**Dataset records**
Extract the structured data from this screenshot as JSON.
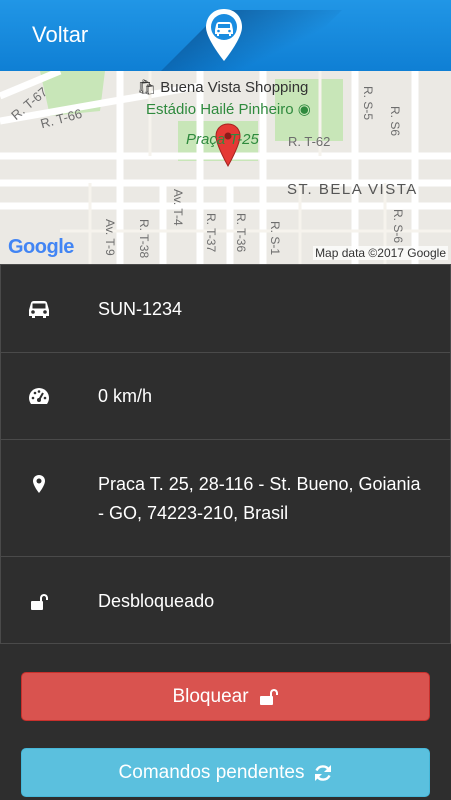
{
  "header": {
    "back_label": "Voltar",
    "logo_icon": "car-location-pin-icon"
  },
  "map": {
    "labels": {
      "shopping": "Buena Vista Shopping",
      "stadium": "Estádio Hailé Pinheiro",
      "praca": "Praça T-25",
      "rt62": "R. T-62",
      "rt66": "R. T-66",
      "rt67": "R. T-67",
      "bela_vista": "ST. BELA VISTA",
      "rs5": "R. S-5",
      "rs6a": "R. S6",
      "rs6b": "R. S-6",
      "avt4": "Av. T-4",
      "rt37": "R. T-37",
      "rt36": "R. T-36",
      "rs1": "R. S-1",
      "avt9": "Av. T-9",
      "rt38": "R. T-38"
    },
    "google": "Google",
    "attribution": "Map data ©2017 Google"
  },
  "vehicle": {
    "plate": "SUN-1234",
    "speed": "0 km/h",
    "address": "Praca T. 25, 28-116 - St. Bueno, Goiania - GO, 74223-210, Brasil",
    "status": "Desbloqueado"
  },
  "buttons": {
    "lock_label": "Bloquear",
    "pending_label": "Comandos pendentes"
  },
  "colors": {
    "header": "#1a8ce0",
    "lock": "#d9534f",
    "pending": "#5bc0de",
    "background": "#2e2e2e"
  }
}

**What to do**
Copy out the data above exactly, except the pictures.

**Solution to this exercise**
Extract the structured data from this screenshot as JSON.
{
  "header": {
    "back_label": "Voltar",
    "logo_icon": "car-location-pin-icon"
  },
  "map": {
    "labels": {
      "shopping": "Buena Vista Shopping",
      "stadium": "Estádio Hailé Pinheiro",
      "praca": "Praça T-25",
      "rt62": "R. T-62",
      "rt66": "R. T-66",
      "rt67": "R. T-67",
      "bela_vista": "ST. BELA VISTA",
      "rs5": "R. S-5",
      "rs6a": "R. S6",
      "rs6b": "R. S-6",
      "avt4": "Av. T-4",
      "rt37": "R. T-37",
      "rt36": "R. T-36",
      "rs1": "R. S-1",
      "avt9": "Av. T-9",
      "rt38": "R. T-38"
    },
    "google": "Google",
    "attribution": "Map data ©2017 Google"
  },
  "vehicle": {
    "plate": "SUN-1234",
    "speed": "0 km/h",
    "address": "Praca T. 25, 28-116 - St. Bueno, Goiania - GO, 74223-210, Brasil",
    "status": "Desbloqueado"
  },
  "buttons": {
    "lock_label": "Bloquear",
    "pending_label": "Comandos pendentes"
  },
  "colors": {
    "header": "#1a8ce0",
    "lock": "#d9534f",
    "pending": "#5bc0de",
    "background": "#2e2e2e"
  }
}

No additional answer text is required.